◆ Your instructions
Give a count of the lines below that have the string "produits" in them, with no other words.

── Task material

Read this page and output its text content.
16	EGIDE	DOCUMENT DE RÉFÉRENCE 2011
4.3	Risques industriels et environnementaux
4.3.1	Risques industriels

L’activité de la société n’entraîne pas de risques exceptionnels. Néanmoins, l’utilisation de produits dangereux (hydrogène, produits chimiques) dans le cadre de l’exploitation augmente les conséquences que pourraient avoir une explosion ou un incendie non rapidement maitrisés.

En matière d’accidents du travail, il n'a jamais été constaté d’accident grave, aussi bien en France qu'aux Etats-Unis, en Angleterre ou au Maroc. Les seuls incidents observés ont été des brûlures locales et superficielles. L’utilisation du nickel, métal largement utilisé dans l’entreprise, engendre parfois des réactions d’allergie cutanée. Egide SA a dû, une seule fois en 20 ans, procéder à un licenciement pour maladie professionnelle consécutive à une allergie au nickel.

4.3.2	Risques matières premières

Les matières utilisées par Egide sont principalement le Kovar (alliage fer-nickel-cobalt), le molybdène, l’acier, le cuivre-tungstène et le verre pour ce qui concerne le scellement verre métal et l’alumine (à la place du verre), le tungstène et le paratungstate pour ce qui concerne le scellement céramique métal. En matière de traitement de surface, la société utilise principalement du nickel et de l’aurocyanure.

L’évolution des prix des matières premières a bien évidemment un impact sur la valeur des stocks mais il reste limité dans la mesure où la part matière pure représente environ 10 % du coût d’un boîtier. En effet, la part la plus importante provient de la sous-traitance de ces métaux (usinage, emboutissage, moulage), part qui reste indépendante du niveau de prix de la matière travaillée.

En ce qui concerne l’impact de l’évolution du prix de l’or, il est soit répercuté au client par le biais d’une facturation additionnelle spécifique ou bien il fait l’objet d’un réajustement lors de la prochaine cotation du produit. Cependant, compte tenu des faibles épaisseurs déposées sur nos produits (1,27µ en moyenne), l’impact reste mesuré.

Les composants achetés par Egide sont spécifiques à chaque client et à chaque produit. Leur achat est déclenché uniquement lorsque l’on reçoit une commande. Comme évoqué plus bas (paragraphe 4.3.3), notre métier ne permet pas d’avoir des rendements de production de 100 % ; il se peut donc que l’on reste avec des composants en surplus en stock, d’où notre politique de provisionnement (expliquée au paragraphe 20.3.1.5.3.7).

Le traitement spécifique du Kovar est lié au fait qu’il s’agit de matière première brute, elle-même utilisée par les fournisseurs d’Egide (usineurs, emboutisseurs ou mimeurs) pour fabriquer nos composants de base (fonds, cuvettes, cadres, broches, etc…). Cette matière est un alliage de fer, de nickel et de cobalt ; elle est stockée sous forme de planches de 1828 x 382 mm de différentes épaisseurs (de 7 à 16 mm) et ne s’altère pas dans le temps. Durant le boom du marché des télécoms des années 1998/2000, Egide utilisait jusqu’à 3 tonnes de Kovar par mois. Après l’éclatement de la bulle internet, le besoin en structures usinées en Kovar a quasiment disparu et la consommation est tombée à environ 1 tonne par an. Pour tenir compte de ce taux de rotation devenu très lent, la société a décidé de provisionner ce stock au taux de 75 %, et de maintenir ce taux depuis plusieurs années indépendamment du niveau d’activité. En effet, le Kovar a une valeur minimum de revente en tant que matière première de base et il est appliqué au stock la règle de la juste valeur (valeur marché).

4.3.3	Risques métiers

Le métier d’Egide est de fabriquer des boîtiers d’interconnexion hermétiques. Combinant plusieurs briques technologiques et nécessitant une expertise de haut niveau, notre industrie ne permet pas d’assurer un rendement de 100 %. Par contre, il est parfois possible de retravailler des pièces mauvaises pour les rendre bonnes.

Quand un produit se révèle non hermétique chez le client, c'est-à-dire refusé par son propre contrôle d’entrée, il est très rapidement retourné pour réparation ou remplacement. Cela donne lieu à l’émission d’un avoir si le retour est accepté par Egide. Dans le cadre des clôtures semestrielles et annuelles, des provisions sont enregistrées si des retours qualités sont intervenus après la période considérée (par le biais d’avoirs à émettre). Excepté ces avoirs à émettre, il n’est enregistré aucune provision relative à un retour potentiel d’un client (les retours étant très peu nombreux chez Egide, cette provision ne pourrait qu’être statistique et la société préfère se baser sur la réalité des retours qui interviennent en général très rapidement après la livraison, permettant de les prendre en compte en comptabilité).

────

◆ Solved problem
2